▶ **Exercise instructions**
1. Can you sum up the article on Uyghur culture in two sentences?
2. Would you reproduce the article on Uyghur culture word for word, starting with "Holocaust Memorial Day Trust’s" and going on through "and religious extremism."?

▶ **Study text**
_____
Uyghur culture under threat in camps
Our Chief Executive speaks to the All-Party Parliamentary Group about the ongoing persecution of Uyghur Muslims in China.
Holocaust Memorial Day Trust’s Chief Executive Olivia Marks-Woldman raised concerns about attempts to eradicate Uyghur culture and identity in Chinese re-education camps.
Speaking at an All-Party Parliamentary Group panel on Monday, she described the treatment of Uyghurs – a Muslim minority in north-western Xinjiang province – as a threat to civilisation.
China is believed to have detained more than a million Uyghur people in prison camps across Xinjiang since 2017, but the Chinese government has denied any wrongdoing.
It has described the camps as ‘vocational training centres’ to re-educate Xinjiang’s residents in the Chinese language and laws in order to protect them from terrorism and religious extremism.
Highlighting the importance of culture to a person’s identity, Olivia said: ‘Nothing is more precious than life itself, but what makes our lives our own is the language we speak, the habits we have, the memories, and the beliefs and rituals we follow.
‘These are the things that give us our connections to others, and a threat to culture is a very deep threat to an individual’s sense of themselves.
‘As we look at the situation in China, we see physical threats to Uyghur Muslims, but we should understand that threats to their culture are significant. And these are threats to us as well.
‘When we’re bound by civilisation, a threat to civilisation in one place is a threat to us all.’
At the Holocaust Memorial Day Trust, we commemorate the Holocaust and the genocides that followed in Cambodia, Rwanda, Bosnia and Darfur.
We know that genocide is a process, so we also speak out on current atrocities, including the treatment of Uyghurs in China and Rohingya people in Myanmar.
_____
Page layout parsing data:
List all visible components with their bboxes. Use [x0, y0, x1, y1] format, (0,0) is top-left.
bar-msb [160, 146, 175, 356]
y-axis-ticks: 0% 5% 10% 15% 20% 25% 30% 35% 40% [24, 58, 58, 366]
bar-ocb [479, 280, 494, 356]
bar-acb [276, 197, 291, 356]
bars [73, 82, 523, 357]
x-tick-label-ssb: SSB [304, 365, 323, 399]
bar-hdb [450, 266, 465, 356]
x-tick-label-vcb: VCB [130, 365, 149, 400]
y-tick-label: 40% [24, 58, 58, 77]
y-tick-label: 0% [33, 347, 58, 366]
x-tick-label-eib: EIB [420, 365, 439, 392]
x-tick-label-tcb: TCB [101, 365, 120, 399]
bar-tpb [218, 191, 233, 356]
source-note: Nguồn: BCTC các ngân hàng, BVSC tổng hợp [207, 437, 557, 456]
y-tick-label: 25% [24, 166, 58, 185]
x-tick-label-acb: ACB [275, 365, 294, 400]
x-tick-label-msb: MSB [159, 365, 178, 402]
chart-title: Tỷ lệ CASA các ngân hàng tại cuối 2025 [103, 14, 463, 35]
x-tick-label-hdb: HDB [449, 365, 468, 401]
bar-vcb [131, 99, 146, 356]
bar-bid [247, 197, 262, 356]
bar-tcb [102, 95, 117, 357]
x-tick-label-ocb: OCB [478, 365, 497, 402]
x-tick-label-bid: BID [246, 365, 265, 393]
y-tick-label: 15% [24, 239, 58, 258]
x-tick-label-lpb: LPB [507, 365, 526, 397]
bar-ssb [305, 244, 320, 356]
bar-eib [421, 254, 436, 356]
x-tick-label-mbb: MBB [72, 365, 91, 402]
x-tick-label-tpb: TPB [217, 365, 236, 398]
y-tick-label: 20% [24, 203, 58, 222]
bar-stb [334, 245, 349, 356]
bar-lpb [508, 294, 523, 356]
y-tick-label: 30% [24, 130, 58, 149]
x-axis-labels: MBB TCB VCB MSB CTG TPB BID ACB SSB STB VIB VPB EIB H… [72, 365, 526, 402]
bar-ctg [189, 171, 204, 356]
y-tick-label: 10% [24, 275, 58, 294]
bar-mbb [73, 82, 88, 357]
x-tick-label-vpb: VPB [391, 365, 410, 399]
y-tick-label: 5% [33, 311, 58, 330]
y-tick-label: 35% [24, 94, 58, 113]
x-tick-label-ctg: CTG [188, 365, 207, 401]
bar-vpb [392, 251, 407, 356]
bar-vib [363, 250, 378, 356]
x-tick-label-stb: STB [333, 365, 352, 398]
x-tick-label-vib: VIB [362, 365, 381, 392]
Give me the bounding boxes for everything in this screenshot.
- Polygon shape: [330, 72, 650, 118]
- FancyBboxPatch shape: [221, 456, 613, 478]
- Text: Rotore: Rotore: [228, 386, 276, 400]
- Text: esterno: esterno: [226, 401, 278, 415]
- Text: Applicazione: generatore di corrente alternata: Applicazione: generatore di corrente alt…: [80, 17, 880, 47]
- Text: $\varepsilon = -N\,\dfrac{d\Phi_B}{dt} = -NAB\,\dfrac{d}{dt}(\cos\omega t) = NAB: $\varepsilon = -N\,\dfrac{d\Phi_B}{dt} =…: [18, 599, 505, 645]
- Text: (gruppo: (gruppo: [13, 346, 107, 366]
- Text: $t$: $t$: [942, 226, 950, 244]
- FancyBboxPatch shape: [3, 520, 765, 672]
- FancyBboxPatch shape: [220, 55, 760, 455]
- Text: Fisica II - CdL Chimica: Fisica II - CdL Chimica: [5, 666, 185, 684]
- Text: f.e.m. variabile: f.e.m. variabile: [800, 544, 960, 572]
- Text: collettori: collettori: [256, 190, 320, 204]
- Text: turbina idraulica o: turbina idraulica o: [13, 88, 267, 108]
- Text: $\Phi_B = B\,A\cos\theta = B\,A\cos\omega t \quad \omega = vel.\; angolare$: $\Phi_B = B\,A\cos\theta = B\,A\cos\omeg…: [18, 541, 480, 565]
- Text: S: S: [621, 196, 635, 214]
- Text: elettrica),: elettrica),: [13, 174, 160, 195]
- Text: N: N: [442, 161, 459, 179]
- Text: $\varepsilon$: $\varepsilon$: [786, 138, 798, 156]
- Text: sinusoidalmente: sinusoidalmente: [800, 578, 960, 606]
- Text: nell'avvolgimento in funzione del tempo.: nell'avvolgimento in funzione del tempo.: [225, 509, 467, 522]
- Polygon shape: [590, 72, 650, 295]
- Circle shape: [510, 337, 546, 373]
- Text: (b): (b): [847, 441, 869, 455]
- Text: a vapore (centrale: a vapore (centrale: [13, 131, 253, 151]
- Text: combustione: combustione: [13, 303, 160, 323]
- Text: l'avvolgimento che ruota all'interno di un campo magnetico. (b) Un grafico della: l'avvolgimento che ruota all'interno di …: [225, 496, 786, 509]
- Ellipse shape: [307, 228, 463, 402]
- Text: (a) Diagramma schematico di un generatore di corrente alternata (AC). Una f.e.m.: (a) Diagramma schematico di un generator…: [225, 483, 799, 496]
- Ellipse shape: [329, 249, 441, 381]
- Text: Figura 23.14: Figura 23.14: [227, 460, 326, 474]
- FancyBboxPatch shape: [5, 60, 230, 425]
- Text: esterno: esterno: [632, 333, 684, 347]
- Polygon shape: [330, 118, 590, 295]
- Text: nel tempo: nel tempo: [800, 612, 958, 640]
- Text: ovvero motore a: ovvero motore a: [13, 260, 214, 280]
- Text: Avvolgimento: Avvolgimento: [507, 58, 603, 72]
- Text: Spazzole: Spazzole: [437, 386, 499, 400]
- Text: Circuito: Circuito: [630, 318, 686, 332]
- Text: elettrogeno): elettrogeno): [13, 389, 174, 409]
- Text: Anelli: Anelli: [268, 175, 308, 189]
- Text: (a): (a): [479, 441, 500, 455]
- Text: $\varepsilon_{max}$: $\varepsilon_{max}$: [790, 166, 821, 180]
_____
▶ **Solutions to the exercise**
1. At an All-Party Parliamentary Group panel, Holocaust Memorial Day Trust Chief Executive Olivia Marks-Woldman raised concerns about attempts to eradicate Uyghur culture and identity in Chinese re-education camps and described the treatment of Uyghurs as a threat to civilization. China is believed to have detained more than a million Uyghur people in camps across Xinjiang since 2017, but its government denies any wrongdoing and calls the camps "vocational training centres."

2.
Holocaust Memorial Day Trust’s Chief Executive Olivia Marks-Woldman raised concerns about attempts to eradicate Uyghur culture and identity in Chinese re-education camps.
Speaking at an All-Party Parliamentary Group panel on Monday, she described the treatment of Uyghurs – a Muslim minority in north-western Xinjiang province – as a threat to civilisation.
China is believed to have detained more than a million Uyghur people in prison camps across Xinjiang since 2017, but the Chinese government has denied any wrongdoing.
It has described the camps as ‘vocational training centres’ to re-educate Xinjiang’s residents in the Chinese language and laws in order to protect them from terrorism and religious extremism.